Entries:
======

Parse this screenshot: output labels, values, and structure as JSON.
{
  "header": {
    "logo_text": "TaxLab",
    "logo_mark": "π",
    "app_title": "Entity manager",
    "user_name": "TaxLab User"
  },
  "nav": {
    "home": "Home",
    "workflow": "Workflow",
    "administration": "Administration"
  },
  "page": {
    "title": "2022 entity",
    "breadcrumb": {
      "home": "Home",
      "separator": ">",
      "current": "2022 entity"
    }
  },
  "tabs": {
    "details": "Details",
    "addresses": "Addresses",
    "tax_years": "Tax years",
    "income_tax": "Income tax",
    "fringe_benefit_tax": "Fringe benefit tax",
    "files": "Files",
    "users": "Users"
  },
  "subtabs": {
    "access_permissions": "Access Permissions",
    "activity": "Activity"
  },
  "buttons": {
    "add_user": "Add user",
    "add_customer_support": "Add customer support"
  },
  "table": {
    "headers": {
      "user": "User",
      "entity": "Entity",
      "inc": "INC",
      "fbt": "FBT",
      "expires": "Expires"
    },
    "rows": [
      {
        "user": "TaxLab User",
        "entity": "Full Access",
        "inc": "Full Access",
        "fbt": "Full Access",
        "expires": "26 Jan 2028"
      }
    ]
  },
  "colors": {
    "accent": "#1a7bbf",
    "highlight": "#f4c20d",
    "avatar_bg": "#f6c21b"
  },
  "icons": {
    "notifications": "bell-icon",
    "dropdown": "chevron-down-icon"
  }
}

======

Objective: Copy down the material exactly as written.

Full response:
Parse this screenshot: output labels, values, and structure as JSON.
{
  "header": {
    "logo_text": "TaxLab",
    "logo_mark": "π",
    "app_title": "Entity manager",
    "user_name": "TaxLab User"
  },
  "nav": {
    "home": "Home",
    "workflow": "Workflow",
    "administration": "Administration"
  },
  "page": {
    "title": "2022 entity",
    "breadcrumb": {
      "home": "Home",
      "separator": ">",
      "current": "2022 entity"
    }
  },
  "tabs": {
    "details": "Details",
    "addresses": "Addresses",
    "tax_years": "Tax years",
    "income_tax": "Income tax",
    "fringe_benefit_tax": "Fringe benefit tax",
    "files": "Files",
    "users": "Users"
  },
  "subtabs": {
    "access_permissions": "Access Permissions",
    "activity": "Activity"
  },
  "buttons": {
    "add_user": "Add user",
    "add_customer_support": "Add customer support"
  },
  "table": {
    "headers": {
      "user": "User",
      "entity": "Entity",
      "inc": "INC",
      "fbt": "FBT",
      "expires": "Expires"
    },
    "rows": [
      {
        "user": "TaxLab User",
        "entity": "Full Access",
        "inc": "Full Access",
        "fbt": "Full Access",
        "expires": "26 Jan 2028"
      }
    ]
  },
  "colors": {
    "accent": "#1a7bbf",
    "highlight": "#f4c20d",
    "avatar_bg": "#f6c21b"
  },
  "icons": {
    "notifications": "bell-icon",
    "dropdown": "chevron-down-icon"
  }
}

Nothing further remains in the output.